What to produce
Type every record exactly as it appears.
########
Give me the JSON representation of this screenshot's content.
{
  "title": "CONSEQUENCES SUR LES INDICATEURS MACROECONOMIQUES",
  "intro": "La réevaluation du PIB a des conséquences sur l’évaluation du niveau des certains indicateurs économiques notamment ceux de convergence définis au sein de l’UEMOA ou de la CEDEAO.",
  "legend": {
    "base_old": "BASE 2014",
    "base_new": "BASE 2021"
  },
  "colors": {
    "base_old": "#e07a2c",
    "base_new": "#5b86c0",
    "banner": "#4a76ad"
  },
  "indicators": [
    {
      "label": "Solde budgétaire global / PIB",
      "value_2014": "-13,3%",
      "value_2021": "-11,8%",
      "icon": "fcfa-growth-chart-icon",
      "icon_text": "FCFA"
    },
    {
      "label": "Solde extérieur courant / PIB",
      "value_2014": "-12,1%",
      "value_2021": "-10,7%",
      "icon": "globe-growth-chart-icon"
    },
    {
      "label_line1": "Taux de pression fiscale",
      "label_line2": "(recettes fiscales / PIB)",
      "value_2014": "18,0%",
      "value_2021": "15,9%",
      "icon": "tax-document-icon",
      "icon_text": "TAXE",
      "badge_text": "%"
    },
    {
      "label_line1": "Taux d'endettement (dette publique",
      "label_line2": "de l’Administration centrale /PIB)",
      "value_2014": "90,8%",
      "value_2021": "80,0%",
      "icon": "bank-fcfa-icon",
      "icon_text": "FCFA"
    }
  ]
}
########
Result of this task
Give me the JSON representation of this screenshot's content.
{
  "title": "CONSEQUENCES SUR LES INDICATEURS MACROECONOMIQUES",
  "intro": "La réevaluation du PIB a des conséquences sur l’évaluation du niveau des certains indicateurs économiques notamment ceux de convergence définis au sein de l’UEMOA ou de la CEDEAO.",
  "legend": {
    "base_old": "BASE 2014",
    "base_new": "BASE 2021"
  },
  "colors": {
    "base_old": "#e07a2c",
    "base_new": "#5b86c0",
    "banner": "#4a76ad"
  },
  "indicators": [
    {
      "label": "Solde budgétaire global / PIB",
      "value_2014": "-13,3%",
      "value_2021": "-11,8%",
      "icon": "fcfa-growth-chart-icon",
      "icon_text": "FCFA"
    },
    {
      "label": "Solde extérieur courant / PIB",
      "value_2014": "-12,1%",
      "value_2021": "-10,7%",
      "icon": "globe-growth-chart-icon"
    },
    {
      "label_line1": "Taux de pression fiscale",
      "label_line2": "(recettes fiscales / PIB)",
      "value_2014": "18,0%",
      "value_2021": "15,9%",
      "icon": "tax-document-icon",
      "icon_text": "TAXE",
      "badge_text": "%"
    },
    {
      "label_line1": "Taux d'endettement (dette publique",
      "label_line2": "de l’Administration centrale /PIB)",
      "value_2014": "90,8%",
      "value_2021": "80,0%",
      "icon": "bank-fcfa-icon",
      "icon_text": "FCFA"
    }
  ]
}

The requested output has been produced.